Tally the lines that include "АТга". Output the number only.

_Records shown_
---*---
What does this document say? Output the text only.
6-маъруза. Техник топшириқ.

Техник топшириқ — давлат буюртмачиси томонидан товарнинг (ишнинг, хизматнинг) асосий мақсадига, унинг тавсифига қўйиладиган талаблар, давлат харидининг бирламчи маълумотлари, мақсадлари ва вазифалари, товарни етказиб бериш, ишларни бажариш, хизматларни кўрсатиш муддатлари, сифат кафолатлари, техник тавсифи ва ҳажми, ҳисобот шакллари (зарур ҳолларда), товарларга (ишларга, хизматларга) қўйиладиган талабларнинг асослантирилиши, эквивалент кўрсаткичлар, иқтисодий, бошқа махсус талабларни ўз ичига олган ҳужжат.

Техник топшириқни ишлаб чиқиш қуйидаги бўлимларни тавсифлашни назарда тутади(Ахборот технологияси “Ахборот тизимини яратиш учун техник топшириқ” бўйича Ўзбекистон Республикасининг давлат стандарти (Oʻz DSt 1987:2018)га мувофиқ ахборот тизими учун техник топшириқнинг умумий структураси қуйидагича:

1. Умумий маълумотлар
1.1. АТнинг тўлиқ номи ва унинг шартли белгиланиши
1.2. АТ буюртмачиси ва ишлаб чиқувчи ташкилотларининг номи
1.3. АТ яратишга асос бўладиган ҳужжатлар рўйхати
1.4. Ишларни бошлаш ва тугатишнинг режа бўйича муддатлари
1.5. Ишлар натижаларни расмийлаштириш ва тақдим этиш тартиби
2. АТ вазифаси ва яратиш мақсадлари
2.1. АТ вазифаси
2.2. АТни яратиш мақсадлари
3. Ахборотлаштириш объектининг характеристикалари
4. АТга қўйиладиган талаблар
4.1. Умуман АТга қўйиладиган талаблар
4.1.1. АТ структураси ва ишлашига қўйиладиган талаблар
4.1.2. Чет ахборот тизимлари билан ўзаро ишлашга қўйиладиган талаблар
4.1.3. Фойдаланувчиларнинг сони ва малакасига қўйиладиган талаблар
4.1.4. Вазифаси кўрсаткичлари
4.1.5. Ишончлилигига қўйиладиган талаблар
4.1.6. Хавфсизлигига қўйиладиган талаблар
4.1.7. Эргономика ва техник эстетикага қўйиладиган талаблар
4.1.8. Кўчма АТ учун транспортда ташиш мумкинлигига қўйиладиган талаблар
---*---
_Result of this exercise_
2